* _Given instruction_:
Work out how many lines in the entries below include the word "tặng". Give nothing but the number.

* _Material provided_:
<<<<

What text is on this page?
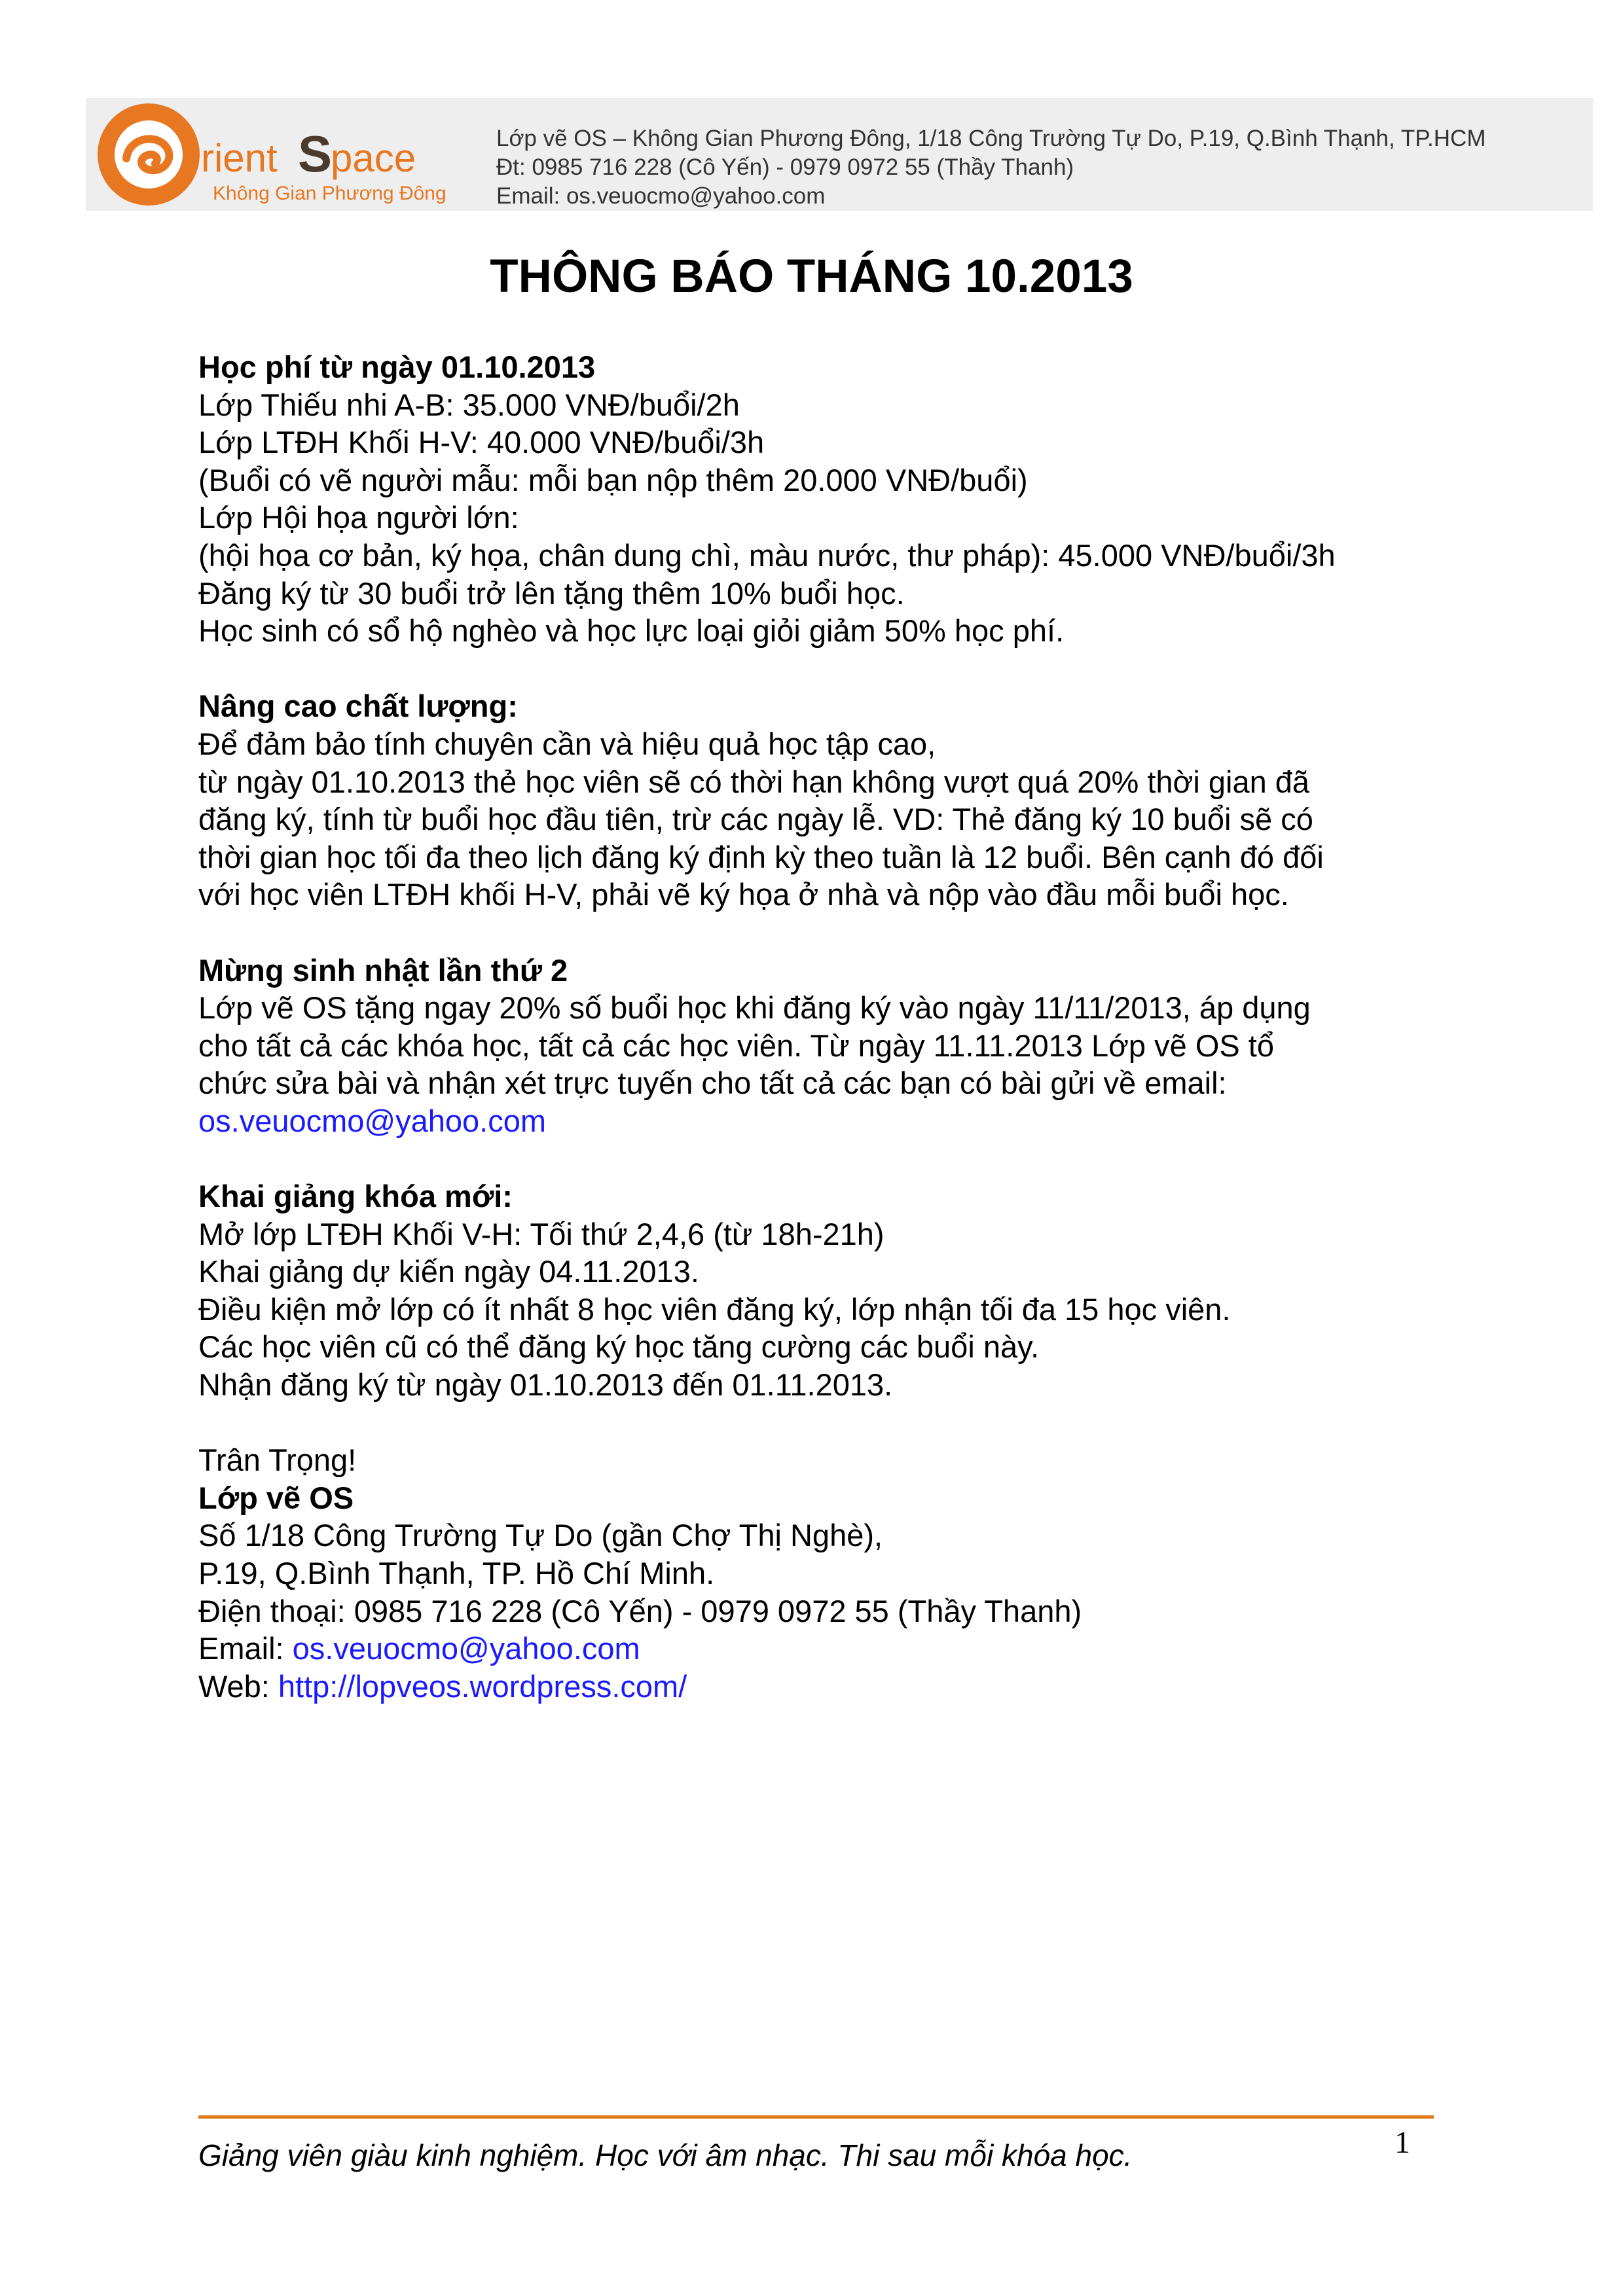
rient S
pace
Không Gian Phương Đông
Lớp vẽ OS – Không Gian Phương Đông, 1/18 Công Trường Tự Do, P.19, Q.Bình Thạnh, TP.HCM
Đt: 0985 716 228 (Cô Yến) - 0979 0972 55 (Thầy Thanh)
Email: os.veuocmo@yahoo.com
THÔNG BÁO THÁNG 10.2013
Học phí từ ngày 01.10.2013
Lớp Thiếu nhi A-B: 35.000 VNĐ/buổi/2h
Lớp LTĐH Khối H-V: 40.000 VNĐ/buổi/3h
(Buổi có vẽ người mẫu: mỗi bạn nộp thêm 20.000 VNĐ/buổi)
Lớp Hội họa người lớn:
(hội họa cơ bản, ký họa, chân dung chì, màu nước, thư pháp): 45.000 VNĐ/buổi/3h
Đăng ký từ 30 buổi trở lên tặng thêm 10% buổi học.
Học sinh có sổ hộ nghèo và học lực loại giỏi giảm 50% học phí.
Nâng cao chất lượng:
Để đảm bảo tính chuyên cần và hiệu quả học tập cao,
từ ngày 01.10.2013 thẻ học viên sẽ có thời hạn không vượt quá 20% thời gian đã
đăng ký, tính từ buổi học đầu tiên, trừ các ngày lễ. VD: Thẻ đăng ký 10 buổi sẽ có
thời gian học tối đa theo lịch đăng ký định kỳ theo tuần là 12 buổi. Bên cạnh đó đối
với học viên LTĐH khối H-V, phải vẽ ký họa ở nhà và nộp vào đầu mỗi buổi học.
Mừng sinh nhật lần thứ 2
Lớp vẽ OS tặng ngay 20% số buổi học khi đăng ký vào ngày 11/11/2013, áp dụng
cho tất cả các khóa học, tất cả các học viên. Từ ngày 11.11.2013 Lớp vẽ OS tổ
chức sửa bài và nhận xét trực tuyến cho tất cả các bạn có bài gửi về email:
os.veuocmo@yahoo.com
Khai giảng khóa mới:
Mở lớp LTĐH Khối V-H: Tối thứ 2,4,6 (từ 18h-21h)
Khai giảng dự kiến ngày 04.11.2013.
Điều kiện mở lớp có ít nhất 8 học viên đăng ký, lớp nhận tối đa 15 học viên.
Các học viên cũ có thể đăng ký học tăng cường các buổi này.
Nhận đăng ký từ ngày 01.10.2013 đến 01.11.2013.
Trân Trọng!
Lớp vẽ OS
Số 1/18 Công Trường Tự Do (gần Chợ Thị Nghè),
P.19, Q.Bình Thạnh, TP. Hồ Chí Minh.
Điện thoại: 0985 716 228 (Cô Yến) - 0979 0972 55 (Thầy Thanh)
Email: os.veuocmo@yahoo.com
Web: http://lopveos.wordpress.com/
Giảng viên giàu kinh nghiệm. Học với âm nhạc. Thi sau mỗi khóa học.	1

>>>>

* _Solved exercise_:
2